■ Requirement: Duplicate every line of the data below, keeping each one identical.

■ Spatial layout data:
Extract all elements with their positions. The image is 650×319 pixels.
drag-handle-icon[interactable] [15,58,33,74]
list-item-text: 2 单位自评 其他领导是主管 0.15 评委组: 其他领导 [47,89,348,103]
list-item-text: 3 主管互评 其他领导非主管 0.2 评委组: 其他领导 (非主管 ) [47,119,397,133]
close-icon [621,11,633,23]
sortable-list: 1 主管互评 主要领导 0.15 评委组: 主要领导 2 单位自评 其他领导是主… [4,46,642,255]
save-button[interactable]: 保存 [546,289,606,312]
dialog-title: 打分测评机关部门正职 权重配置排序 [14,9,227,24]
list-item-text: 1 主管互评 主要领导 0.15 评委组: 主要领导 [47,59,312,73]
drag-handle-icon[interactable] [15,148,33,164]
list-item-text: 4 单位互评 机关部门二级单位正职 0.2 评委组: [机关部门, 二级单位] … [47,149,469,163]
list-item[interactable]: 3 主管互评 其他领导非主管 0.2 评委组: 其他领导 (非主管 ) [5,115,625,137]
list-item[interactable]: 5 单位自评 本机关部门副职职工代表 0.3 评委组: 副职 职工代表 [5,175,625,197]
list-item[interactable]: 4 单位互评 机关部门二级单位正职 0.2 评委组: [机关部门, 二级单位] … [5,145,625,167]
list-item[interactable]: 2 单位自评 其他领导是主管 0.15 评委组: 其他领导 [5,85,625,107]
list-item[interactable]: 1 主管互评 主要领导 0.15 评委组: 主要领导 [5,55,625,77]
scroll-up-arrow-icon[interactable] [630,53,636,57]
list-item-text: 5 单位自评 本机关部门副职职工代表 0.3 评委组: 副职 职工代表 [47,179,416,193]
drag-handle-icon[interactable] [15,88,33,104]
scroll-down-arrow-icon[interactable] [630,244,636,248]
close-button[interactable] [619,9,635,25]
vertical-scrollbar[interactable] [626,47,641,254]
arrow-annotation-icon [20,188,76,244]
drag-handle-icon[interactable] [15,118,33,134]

■ Answer:
Extract all elements with their positions. The image is 650×319 pixels.
drag-handle-icon[interactable] [15,58,33,74]
list-item-text: 2 单位自评 其他领导是主管 0.15 评委组: 其他领导 [47,89,348,103]
list-item-text: 3 主管互评 其他领导非主管 0.2 评委组: 其他领导 (非主管 ) [47,119,397,133]
close-icon [621,11,633,23]
sortable-list: 1 主管互评 主要领导 0.15 评委组: 主要领导 2 单位自评 其他领导是主… [4,46,642,255]
save-button[interactable]: 保存 [546,289,606,312]
dialog-title: 打分测评机关部门正职 权重配置排序 [14,9,227,24]
list-item-text: 1 主管互评 主要领导 0.15 评委组: 主要领导 [47,59,312,73]
drag-handle-icon[interactable] [15,148,33,164]
list-item-text: 4 单位互评 机关部门二级单位正职 0.2 评委组: [机关部门, 二级单位] … [47,149,469,163]
list-item[interactable]: 3 主管互评 其他领导非主管 0.2 评委组: 其他领导 (非主管 ) [5,115,625,137]
list-item[interactable]: 5 单位自评 本机关部门副职职工代表 0.3 评委组: 副职 职工代表 [5,175,625,197]
list-item[interactable]: 4 单位互评 机关部门二级单位正职 0.2 评委组: [机关部门, 二级单位] … [5,145,625,167]
list-item[interactable]: 2 单位自评 其他领导是主管 0.15 评委组: 其他领导 [5,85,625,107]
list-item[interactable]: 1 主管互评 主要领导 0.15 评委组: 主要领导 [5,55,625,77]
scroll-up-arrow-icon[interactable] [630,53,636,57]
list-item-text: 5 单位自评 本机关部门副职职工代表 0.3 评委组: 副职 职工代表 [47,179,416,193]
drag-handle-icon[interactable] [15,88,33,104]
scroll-down-arrow-icon[interactable] [630,244,636,248]
close-button[interactable] [619,9,635,25]
vertical-scrollbar[interactable] [626,47,641,254]
arrow-annotation-icon [20,188,76,244]
drag-handle-icon[interactable] [15,118,33,134]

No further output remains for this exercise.